* TASK DESCRIPTION: Copy all the material that follows, keeping every character the same.
>> BEGIN EXERCISE MATERIALS
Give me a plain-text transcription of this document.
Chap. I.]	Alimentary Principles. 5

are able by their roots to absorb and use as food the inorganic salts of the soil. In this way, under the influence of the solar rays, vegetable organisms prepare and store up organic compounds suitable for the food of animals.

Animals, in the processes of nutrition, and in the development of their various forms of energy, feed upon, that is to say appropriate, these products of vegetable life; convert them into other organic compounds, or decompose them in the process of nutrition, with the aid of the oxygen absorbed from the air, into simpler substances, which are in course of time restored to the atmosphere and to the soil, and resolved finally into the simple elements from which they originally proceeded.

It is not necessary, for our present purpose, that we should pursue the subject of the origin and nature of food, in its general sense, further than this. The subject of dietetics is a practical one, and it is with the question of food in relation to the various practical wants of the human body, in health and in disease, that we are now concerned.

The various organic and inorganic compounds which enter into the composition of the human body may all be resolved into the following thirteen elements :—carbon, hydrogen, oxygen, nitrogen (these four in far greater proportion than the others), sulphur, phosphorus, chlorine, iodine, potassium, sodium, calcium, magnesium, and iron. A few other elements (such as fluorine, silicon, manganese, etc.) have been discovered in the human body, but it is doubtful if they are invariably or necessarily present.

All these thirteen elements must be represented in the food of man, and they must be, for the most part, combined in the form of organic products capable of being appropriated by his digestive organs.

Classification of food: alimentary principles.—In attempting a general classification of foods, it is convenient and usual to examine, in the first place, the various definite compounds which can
>> END EXERCISE MATERIALS
* RIGHT ANSWER:
Give me a plain-text transcription of this document.
Chap. I.]	Alimentary Principles. 5

are able by their roots to absorb and use as food the inorganic salts of the soil. In this way, under the influence of the solar rays, vegetable organisms prepare and store up organic compounds suitable for the food of animals.

Animals, in the processes of nutrition, and in the development of their various forms of energy, feed upon, that is to say appropriate, these products of vegetable life; convert them into other organic compounds, or decompose them in the process of nutrition, with the aid of the oxygen absorbed from the air, into simpler substances, which are in course of time restored to the atmosphere and to the soil, and resolved finally into the simple elements from which they originally proceeded.

It is not necessary, for our present purpose, that we should pursue the subject of the origin and nature of food, in its general sense, further than this. The subject of dietetics is a practical one, and it is with the question of food in relation to the various practical wants of the human body, in health and in disease, that we are now concerned.

The various organic and inorganic compounds which enter into the composition of the human body may all be resolved into the following thirteen elements :—carbon, hydrogen, oxygen, nitrogen (these four in far greater proportion than the others), sulphur, phosphorus, chlorine, iodine, potassium, sodium, calcium, magnesium, and iron. A few other elements (such as fluorine, silicon, manganese, etc.) have been discovered in the human body, but it is doubtful if they are invariably or necessarily present.

All these thirteen elements must be represented in the food of man, and they must be, for the most part, combined in the form of organic products capable of being appropriated by his digestive organs.

Classification of food: alimentary principles.—In attempting a general classification of foods, it is convenient and usual to examine, in the first place, the various definite compounds which can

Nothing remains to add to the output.